EXERCISE REQUIREMENTS.
Copy every entry exactly as given, minus the images.

start RAW DATA

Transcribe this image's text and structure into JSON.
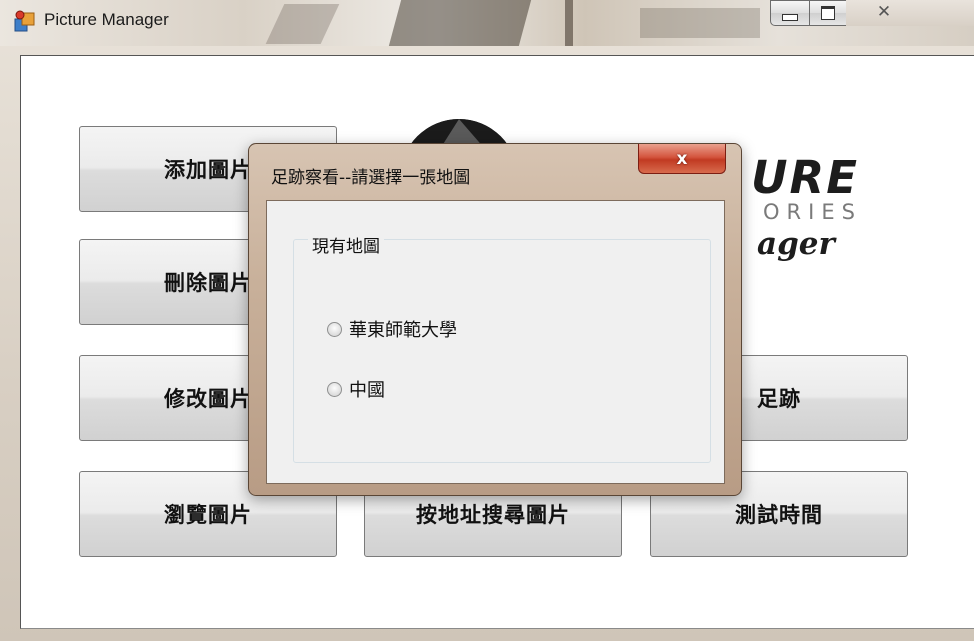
{
  "window": {
    "title": "Picture Manager",
    "controls": {
      "minimize": "minimize-icon",
      "maximize": "maximize-icon",
      "close": "close-icon"
    }
  },
  "main": {
    "buttons": [
      {
        "id": "add",
        "label": "添加圖片"
      },
      {
        "id": "delete",
        "label": "刪除圖片"
      },
      {
        "id": "edit",
        "label": "修改圖片"
      },
      {
        "id": "footprint",
        "label": "足跡"
      },
      {
        "id": "browse",
        "label": "瀏覽圖片"
      },
      {
        "id": "search-by-address",
        "label": "按地址搜尋圖片"
      },
      {
        "id": "test-time",
        "label": "測試時間"
      }
    ],
    "logo": {
      "line1": "URE",
      "line2": "ORIES",
      "line3": "ager"
    }
  },
  "dialog": {
    "title": "足跡察看--請選擇一張地圖",
    "close_label": "x",
    "group_title": "現有地圖",
    "options": [
      {
        "label": "華東師範大學",
        "selected": false
      },
      {
        "label": "中國",
        "selected": false
      }
    ]
  },
  "colors": {
    "dialog_close": "#c13a22",
    "frame": "#d8cfc3"
  }
}
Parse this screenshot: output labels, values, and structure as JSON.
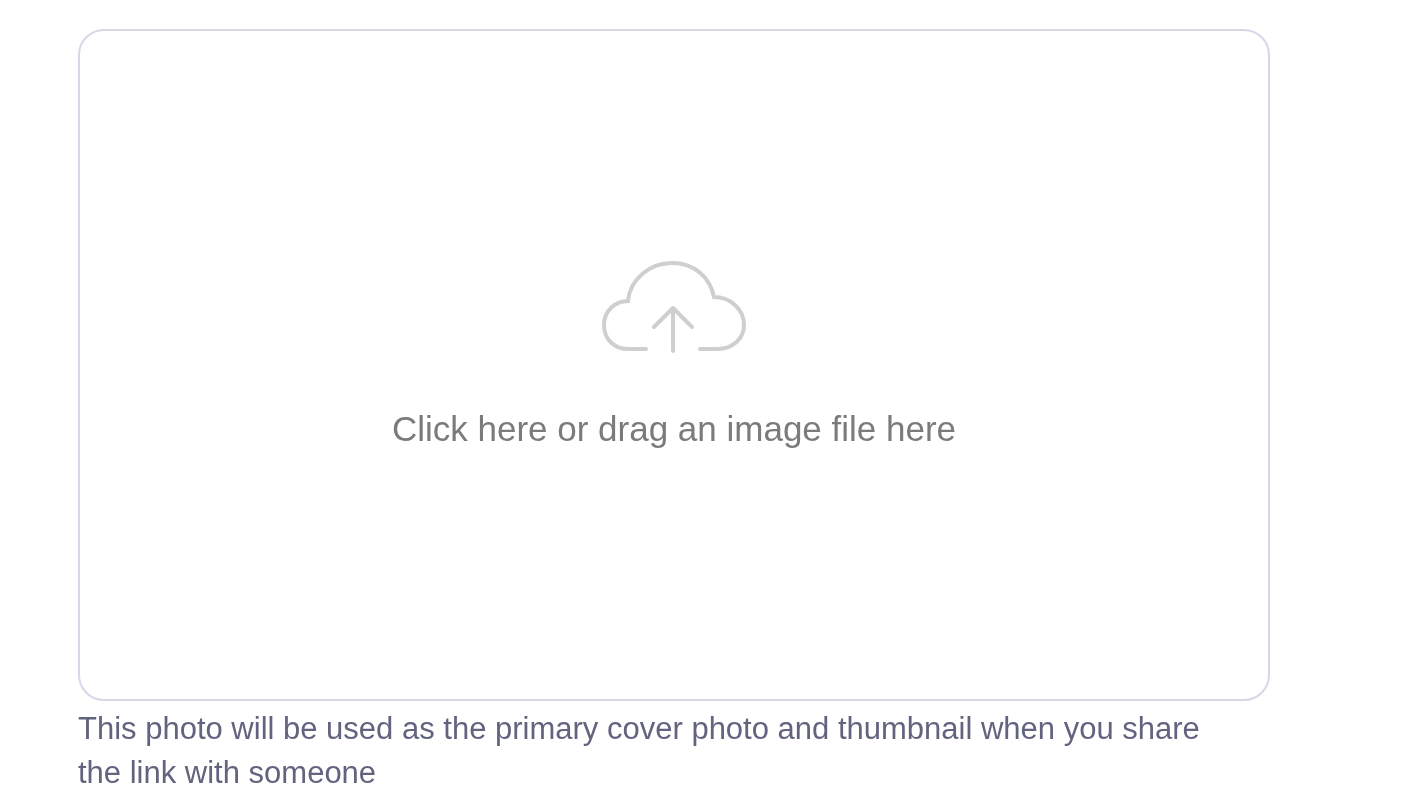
{
  "upload": {
    "prompt": "Click here or drag an image file here"
  },
  "help_text": "This photo will be used as the primary cover photo and thumbnail when you share the link with someone"
}
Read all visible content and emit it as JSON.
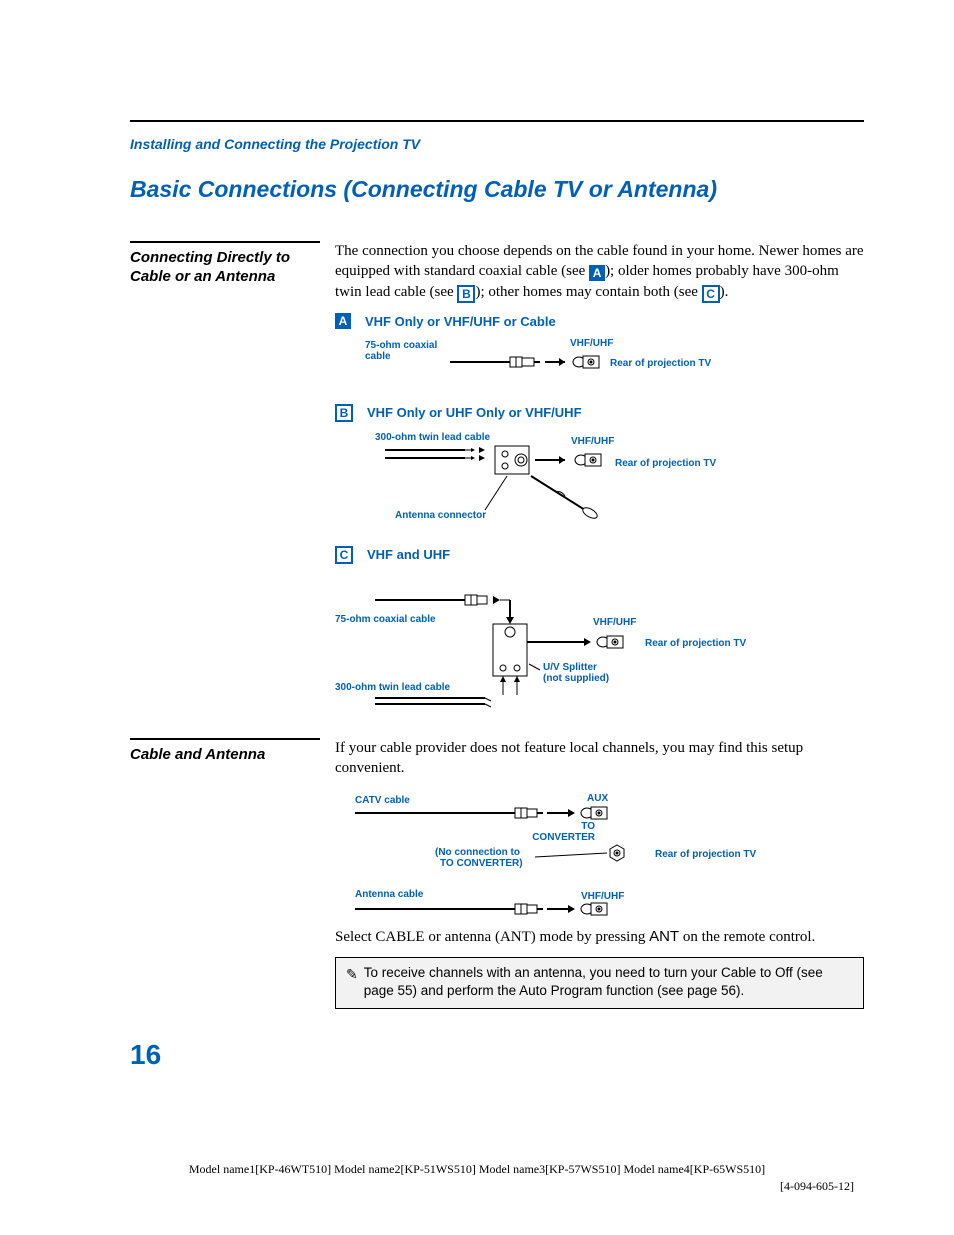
{
  "header": {
    "section": "Installing and Connecting the Projection TV"
  },
  "title": "Basic Connections (Connecting Cable TV or Antenna)",
  "section1": {
    "side_title": "Connecting Directly to Cable or an Antenna",
    "intro_pre": "The connection you choose depends on the cable found in your home. Newer homes are equipped with standard coaxial cable (see ",
    "intro_mid1": "); older homes probably have 300-ohm twin lead cable (see ",
    "intro_mid2": "); other homes may contain both (see ",
    "intro_end": ").",
    "tagA": "A",
    "tagB": "B",
    "tagC": "C",
    "diagA": {
      "title": "VHF Only or VHF/UHF or Cable",
      "lbl_coax": "75-ohm coaxial\ncable",
      "lbl_vhfuhf": "VHF/UHF",
      "lbl_rear": "Rear of projection TV"
    },
    "diagB": {
      "title": "VHF Only or UHF Only or VHF/UHF",
      "lbl_twin": "300-ohm twin lead cable",
      "lbl_vhfuhf": "VHF/UHF",
      "lbl_rear": "Rear of projection TV",
      "lbl_connector": "Antenna connector"
    },
    "diagC": {
      "title": "VHF and UHF",
      "lbl_coax": "75-ohm coaxial cable",
      "lbl_twin": "300-ohm twin lead cable",
      "lbl_vhfuhf": "VHF/UHF",
      "lbl_rear": "Rear of projection TV",
      "lbl_splitter": "U/V Splitter\n(not supplied)"
    }
  },
  "section2": {
    "side_title": "Cable and Antenna",
    "intro": "If your cable provider does not feature local channels, you may find this setup convenient.",
    "diag": {
      "lbl_catv": "CATV cable",
      "lbl_aux": "AUX",
      "lbl_toconv": "TO\nCONVERTER",
      "lbl_noconn": "(No connection to\nTO CONVERTER)",
      "lbl_rear": "Rear of projection TV",
      "lbl_ant": "Antenna cable",
      "lbl_vhfuhf": "VHF/UHF"
    },
    "outro_pre": "Select CABLE or antenna (ANT) mode by pressing ",
    "outro_ant": "ANT",
    "outro_post": " on the remote control.",
    "note": "To receive channels with an antenna, you need to turn your Cable to Off (see page 55) and perform the Auto Program function (see page 56)."
  },
  "page_number": "16",
  "footer": {
    "line1": "Model name1[KP-46WT510]  Model name2[KP-51WS510]  Model name3[KP-57WS510]  Model name4[KP-65WS510]",
    "line2": "[4-094-605-12]"
  }
}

end RAW DATA

COMPLETED EXERCISE.
Transcribe this image's text and structure into JSON.
{
  "window": {
    "title": "Picture Manager",
    "controls": {
      "minimize": "minimize-icon",
      "maximize": "maximize-icon",
      "close": "close-icon"
    }
  },
  "main": {
    "buttons": [
      {
        "id": "add",
        "label": "添加圖片"
      },
      {
        "id": "delete",
        "label": "刪除圖片"
      },
      {
        "id": "edit",
        "label": "修改圖片"
      },
      {
        "id": "footprint",
        "label": "足跡"
      },
      {
        "id": "browse",
        "label": "瀏覽圖片"
      },
      {
        "id": "search-by-address",
        "label": "按地址搜尋圖片"
      },
      {
        "id": "test-time",
        "label": "測試時間"
      }
    ],
    "logo": {
      "line1": "URE",
      "line2": "ORIES",
      "line3": "ager"
    }
  },
  "dialog": {
    "title": "足跡察看--請選擇一張地圖",
    "close_label": "x",
    "group_title": "現有地圖",
    "options": [
      {
        "label": "華東師範大學",
        "selected": false
      },
      {
        "label": "中國",
        "selected": false
      }
    ]
  },
  "colors": {
    "dialog_close": "#c13a22",
    "frame": "#d8cfc3"
  }
}
Parse this screenshot: output labels, values, and structure as JSON.
{
  "upload": {
    "prompt": "Click here or drag an image file here"
  },
  "help_text": "This photo will be used as the primary cover photo and thumbnail when you share the link with someone"
}
Read all visible content and emit it as JSON.
{
  "header": {
    "section": "Installing and Connecting the Projection TV"
  },
  "title": "Basic Connections (Connecting Cable TV or Antenna)",
  "section1": {
    "side_title": "Connecting Directly to Cable or an Antenna",
    "intro_pre": "The connection you choose depends on the cable found in your home. Newer homes are equipped with standard coaxial cable (see ",
    "intro_mid1": "); older homes probably have 300-ohm twin lead cable (see ",
    "intro_mid2": "); other homes may contain both (see ",
    "intro_end": ").",
    "tagA": "A",
    "tagB": "B",
    "tagC": "C",
    "diagA": {
      "title": "VHF Only or VHF/UHF or Cable",
      "lbl_coax": "75-ohm coaxial\ncable",
      "lbl_vhfuhf": "VHF/UHF",
      "lbl_rear": "Rear of projection TV"
    },
    "diagB": {
      "title": "VHF Only or UHF Only or VHF/UHF",
      "lbl_twin": "300-ohm twin lead cable",
      "lbl_vhfuhf": "VHF/UHF",
      "lbl_rear": "Rear of projection TV",
      "lbl_connector": "Antenna connector"
    },
    "diagC": {
      "title": "VHF and UHF",
      "lbl_coax": "75-ohm coaxial cable",
      "lbl_twin": "300-ohm twin lead cable",
      "lbl_vhfuhf": "VHF/UHF",
      "lbl_rear": "Rear of projection TV",
      "lbl_splitter": "U/V Splitter\n(not supplied)"
    }
  },
  "section2": {
    "side_title": "Cable and Antenna",
    "intro": "If your cable provider does not feature local channels, you may find this setup convenient.",
    "diag": {
      "lbl_catv": "CATV cable",
      "lbl_aux": "AUX",
      "lbl_toconv": "TO\nCONVERTER",
      "lbl_noconn": "(No connection to\nTO CONVERTER)",
      "lbl_rear": "Rear of projection TV",
      "lbl_ant": "Antenna cable",
      "lbl_vhfuhf": "VHF/UHF"
    },
    "outro_pre": "Select CABLE or antenna (ANT) mode by pressing ",
    "outro_ant": "ANT",
    "outro_post": " on the remote control.",
    "note": "To receive channels with an antenna, you need to turn your Cable to Off (see page 55) and perform the Auto Program function (see page 56)."
  },
  "page_number": "16",
  "footer": {
    "line1": "Model name1[KP-46WT510]  Model name2[KP-51WS510]  Model name3[KP-57WS510]  Model name4[KP-65WS510]",
    "line2": "[4-094-605-12]"
  }
}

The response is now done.